-- start --
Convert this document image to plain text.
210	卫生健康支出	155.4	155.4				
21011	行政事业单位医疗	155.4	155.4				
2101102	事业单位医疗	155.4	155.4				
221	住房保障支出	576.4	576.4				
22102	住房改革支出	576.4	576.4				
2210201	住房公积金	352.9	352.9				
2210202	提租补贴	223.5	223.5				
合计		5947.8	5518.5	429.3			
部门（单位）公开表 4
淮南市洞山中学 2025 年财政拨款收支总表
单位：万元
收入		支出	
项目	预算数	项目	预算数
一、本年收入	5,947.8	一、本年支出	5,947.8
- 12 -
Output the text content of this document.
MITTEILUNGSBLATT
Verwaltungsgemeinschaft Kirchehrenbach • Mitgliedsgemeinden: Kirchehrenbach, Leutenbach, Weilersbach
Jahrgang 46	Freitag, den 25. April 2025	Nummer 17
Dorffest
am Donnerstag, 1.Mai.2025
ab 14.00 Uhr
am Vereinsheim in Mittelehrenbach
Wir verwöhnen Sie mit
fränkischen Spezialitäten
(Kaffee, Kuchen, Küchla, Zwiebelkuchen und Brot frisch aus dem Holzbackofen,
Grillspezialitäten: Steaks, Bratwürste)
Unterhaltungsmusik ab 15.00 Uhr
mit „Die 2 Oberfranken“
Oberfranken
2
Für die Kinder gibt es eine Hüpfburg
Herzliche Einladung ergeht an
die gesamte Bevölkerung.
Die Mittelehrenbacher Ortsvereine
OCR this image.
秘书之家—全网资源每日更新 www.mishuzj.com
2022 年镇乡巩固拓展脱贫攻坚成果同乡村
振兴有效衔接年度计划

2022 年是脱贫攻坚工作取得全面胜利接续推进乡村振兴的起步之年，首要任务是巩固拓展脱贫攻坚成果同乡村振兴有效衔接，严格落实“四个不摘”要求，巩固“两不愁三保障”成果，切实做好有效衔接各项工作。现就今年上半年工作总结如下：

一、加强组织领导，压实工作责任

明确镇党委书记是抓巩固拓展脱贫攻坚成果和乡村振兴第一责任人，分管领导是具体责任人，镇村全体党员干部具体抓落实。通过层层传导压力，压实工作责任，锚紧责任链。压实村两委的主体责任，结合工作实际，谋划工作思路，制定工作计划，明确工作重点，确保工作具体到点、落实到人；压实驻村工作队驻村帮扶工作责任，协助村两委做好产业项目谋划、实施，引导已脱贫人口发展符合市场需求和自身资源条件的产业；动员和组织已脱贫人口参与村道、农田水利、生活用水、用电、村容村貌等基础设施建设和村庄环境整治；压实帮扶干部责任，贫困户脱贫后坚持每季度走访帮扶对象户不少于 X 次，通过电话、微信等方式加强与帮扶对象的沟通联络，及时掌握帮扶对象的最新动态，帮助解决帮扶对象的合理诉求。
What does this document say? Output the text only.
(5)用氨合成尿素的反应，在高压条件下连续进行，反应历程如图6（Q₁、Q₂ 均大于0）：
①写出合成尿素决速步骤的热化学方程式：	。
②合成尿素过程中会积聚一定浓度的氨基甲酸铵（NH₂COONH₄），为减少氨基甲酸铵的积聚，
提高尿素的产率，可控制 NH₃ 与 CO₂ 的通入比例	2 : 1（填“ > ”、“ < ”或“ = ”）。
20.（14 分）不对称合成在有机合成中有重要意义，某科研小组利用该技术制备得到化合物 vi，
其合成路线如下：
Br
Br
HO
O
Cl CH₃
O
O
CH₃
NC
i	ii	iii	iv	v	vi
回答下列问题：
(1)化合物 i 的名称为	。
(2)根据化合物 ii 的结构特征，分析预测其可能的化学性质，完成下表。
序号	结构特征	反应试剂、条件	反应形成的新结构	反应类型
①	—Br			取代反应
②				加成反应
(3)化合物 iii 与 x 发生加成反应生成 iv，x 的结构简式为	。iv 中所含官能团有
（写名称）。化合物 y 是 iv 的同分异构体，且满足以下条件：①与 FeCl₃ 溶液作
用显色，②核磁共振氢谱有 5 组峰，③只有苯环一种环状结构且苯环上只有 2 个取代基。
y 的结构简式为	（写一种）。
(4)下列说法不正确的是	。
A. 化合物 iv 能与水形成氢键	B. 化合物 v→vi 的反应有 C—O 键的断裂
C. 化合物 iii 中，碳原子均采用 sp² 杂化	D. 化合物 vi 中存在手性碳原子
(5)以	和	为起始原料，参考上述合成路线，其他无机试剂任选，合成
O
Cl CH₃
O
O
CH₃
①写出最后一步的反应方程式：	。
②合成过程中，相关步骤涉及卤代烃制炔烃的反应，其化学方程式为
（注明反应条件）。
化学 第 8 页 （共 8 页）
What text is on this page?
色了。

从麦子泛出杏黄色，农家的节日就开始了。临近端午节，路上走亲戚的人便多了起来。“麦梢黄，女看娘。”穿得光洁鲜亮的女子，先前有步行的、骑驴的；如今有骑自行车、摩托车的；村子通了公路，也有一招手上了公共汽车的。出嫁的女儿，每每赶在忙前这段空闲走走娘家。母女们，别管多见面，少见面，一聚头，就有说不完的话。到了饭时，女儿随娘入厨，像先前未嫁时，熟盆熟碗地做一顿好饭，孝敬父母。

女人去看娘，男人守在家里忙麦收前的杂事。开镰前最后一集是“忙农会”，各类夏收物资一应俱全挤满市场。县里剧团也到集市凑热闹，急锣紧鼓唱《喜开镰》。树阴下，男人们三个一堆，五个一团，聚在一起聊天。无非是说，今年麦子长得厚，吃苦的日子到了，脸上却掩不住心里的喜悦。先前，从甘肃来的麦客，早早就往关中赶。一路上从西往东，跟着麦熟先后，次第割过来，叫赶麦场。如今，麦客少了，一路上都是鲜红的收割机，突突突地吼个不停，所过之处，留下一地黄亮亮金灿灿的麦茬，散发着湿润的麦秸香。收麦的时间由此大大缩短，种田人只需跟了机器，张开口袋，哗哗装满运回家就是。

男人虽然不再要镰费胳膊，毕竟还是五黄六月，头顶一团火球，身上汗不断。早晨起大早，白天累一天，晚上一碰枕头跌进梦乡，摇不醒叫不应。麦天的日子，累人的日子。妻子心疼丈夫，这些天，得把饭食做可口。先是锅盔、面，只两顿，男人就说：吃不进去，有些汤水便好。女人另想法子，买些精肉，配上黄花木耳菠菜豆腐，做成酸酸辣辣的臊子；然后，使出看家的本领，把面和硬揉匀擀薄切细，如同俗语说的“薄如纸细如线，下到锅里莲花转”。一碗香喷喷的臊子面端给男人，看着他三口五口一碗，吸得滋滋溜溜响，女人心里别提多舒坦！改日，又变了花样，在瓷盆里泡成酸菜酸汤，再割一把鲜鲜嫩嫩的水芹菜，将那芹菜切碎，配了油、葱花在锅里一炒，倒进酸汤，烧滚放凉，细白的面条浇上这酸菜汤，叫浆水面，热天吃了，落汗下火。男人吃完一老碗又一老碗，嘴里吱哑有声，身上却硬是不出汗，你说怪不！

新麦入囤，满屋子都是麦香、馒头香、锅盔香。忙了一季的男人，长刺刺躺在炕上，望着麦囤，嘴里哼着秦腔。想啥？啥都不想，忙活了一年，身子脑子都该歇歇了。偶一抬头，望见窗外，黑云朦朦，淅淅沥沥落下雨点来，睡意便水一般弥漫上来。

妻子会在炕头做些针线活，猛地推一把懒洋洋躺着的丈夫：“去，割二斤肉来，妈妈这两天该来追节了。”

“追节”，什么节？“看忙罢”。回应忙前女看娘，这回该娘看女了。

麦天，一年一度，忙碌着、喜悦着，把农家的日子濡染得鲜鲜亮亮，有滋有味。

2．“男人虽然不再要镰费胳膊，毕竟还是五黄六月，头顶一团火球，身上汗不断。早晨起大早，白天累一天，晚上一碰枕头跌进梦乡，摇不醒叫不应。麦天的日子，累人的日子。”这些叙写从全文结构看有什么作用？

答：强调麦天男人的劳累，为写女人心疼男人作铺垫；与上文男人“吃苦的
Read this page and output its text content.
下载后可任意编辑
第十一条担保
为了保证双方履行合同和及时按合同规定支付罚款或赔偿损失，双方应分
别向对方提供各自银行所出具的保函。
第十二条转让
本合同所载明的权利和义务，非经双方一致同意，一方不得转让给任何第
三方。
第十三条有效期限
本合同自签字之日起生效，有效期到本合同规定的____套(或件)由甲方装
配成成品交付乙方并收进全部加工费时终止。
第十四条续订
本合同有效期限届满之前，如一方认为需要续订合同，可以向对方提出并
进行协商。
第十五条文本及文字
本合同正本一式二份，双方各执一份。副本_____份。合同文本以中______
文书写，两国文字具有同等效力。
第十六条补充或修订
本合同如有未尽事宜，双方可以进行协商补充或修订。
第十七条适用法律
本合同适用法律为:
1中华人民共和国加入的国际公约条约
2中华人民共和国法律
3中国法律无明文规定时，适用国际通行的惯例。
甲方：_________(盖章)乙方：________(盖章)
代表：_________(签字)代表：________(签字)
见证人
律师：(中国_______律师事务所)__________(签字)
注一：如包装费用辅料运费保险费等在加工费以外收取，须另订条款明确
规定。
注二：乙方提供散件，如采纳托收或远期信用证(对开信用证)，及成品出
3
-- end --
Search the data above for the word "What", then gather each line in which it appears.

What does this document say? Output the text only.
What text is on this page?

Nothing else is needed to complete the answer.